* BEGIN Record excerpts *

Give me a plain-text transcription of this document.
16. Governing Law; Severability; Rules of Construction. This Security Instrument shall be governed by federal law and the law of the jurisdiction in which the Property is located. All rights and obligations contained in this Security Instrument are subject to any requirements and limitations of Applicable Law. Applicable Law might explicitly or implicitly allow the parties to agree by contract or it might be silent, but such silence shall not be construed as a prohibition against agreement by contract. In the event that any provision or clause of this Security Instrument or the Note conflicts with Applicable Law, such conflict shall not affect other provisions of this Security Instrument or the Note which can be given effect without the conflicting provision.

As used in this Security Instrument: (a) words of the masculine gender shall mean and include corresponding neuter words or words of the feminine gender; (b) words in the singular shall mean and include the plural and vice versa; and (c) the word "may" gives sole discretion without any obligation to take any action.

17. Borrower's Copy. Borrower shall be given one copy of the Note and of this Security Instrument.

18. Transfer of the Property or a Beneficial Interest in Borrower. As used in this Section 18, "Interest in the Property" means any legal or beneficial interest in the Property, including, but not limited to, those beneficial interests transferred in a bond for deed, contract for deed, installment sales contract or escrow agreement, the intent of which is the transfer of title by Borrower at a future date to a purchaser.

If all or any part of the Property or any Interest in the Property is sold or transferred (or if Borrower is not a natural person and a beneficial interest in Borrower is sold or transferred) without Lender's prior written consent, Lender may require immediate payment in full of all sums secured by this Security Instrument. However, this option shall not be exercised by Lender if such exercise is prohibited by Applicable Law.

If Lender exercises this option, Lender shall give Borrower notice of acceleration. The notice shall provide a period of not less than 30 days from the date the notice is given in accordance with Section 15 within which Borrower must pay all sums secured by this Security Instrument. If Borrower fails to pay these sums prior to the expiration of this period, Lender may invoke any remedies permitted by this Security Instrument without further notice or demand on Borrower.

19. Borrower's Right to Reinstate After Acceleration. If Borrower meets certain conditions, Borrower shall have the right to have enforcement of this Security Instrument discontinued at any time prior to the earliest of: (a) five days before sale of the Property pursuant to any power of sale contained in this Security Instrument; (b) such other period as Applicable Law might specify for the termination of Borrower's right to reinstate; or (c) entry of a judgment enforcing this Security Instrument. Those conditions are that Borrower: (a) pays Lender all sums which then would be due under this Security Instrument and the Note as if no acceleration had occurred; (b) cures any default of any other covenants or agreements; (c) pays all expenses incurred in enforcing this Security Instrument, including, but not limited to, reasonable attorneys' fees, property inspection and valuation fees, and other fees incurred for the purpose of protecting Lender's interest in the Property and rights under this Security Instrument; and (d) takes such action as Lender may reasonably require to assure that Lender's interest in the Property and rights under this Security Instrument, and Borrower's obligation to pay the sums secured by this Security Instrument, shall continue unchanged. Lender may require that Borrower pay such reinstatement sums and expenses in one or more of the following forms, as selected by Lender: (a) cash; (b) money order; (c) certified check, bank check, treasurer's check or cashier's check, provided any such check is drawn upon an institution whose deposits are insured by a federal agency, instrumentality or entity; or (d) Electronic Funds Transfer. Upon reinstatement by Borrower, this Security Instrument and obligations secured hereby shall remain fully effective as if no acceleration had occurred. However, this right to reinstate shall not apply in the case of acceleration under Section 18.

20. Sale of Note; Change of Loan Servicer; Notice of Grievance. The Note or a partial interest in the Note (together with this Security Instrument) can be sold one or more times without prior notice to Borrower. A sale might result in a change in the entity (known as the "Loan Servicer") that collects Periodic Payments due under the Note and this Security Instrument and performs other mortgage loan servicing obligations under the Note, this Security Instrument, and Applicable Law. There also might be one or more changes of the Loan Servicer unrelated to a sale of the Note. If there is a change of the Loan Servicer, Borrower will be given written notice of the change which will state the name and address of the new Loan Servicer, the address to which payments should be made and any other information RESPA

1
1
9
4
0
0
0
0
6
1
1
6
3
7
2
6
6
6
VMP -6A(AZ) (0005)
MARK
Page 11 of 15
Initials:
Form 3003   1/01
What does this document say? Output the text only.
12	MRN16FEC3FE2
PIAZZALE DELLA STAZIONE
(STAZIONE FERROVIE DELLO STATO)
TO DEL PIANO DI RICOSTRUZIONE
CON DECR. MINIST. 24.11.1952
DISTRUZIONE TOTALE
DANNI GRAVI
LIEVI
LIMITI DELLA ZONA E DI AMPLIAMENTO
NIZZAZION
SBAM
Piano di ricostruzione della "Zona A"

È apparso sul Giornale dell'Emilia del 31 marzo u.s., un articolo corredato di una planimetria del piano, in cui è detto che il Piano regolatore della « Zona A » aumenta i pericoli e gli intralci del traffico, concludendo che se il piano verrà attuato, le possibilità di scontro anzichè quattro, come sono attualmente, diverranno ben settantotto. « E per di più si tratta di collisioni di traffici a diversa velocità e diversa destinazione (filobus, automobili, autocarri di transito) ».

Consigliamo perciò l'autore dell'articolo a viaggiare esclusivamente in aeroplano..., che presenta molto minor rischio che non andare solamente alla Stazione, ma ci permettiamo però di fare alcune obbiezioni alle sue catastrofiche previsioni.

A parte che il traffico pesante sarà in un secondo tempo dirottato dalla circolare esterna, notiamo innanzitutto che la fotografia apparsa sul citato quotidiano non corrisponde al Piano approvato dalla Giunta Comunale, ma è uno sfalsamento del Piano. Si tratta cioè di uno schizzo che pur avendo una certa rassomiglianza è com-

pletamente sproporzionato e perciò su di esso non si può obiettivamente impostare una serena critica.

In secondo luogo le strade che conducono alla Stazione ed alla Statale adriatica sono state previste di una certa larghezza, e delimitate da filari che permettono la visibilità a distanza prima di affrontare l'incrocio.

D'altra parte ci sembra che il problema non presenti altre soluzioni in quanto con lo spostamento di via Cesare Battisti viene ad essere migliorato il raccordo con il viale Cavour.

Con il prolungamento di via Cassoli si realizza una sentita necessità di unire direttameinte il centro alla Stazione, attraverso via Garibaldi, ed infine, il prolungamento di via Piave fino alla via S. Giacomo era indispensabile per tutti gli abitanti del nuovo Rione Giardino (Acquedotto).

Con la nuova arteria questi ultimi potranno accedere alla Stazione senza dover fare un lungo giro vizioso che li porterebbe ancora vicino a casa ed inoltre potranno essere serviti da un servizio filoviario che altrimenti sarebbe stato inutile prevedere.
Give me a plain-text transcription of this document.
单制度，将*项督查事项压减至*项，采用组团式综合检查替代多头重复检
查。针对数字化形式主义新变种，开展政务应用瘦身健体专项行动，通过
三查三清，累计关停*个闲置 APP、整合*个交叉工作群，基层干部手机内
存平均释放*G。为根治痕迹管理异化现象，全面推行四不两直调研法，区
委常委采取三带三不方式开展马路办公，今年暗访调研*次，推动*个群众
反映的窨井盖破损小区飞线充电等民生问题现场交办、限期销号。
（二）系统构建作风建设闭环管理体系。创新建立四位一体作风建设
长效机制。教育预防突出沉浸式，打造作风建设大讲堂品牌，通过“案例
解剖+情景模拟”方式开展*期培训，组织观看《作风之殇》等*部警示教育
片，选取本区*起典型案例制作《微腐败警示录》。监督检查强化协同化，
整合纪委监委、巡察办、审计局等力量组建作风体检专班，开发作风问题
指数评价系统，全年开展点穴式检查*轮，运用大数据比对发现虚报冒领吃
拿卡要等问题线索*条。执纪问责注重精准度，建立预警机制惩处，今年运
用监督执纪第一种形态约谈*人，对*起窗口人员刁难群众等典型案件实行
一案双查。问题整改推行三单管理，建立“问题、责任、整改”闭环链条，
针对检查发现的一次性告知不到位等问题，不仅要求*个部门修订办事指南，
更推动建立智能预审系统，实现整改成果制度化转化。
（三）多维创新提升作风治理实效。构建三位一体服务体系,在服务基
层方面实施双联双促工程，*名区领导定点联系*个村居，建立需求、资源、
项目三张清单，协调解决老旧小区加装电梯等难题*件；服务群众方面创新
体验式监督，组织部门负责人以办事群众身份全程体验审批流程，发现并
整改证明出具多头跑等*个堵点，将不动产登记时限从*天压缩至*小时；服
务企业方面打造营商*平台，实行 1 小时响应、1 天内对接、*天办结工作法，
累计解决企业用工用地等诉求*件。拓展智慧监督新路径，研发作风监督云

* END Record excerpts *

• Do this: Pick out every line holding the string "essere" and return it.

• The output:
D'altra parte ci sembra che il problema non presenti altre soluzioni in quanto con lo spostamento di via Cesare Battisti viene ad essere migliorato il raccordo con il viale Cavour.
Con la nuova arteria questi ultimi potranno accedere alla Stazione senza dover fare un lungo giro vizioso che li porterebbe ancora vicino a casa ed inoltre potranno essere serviti da un servizio filoviario che altrimenti sarebbe stato inutile prevedere.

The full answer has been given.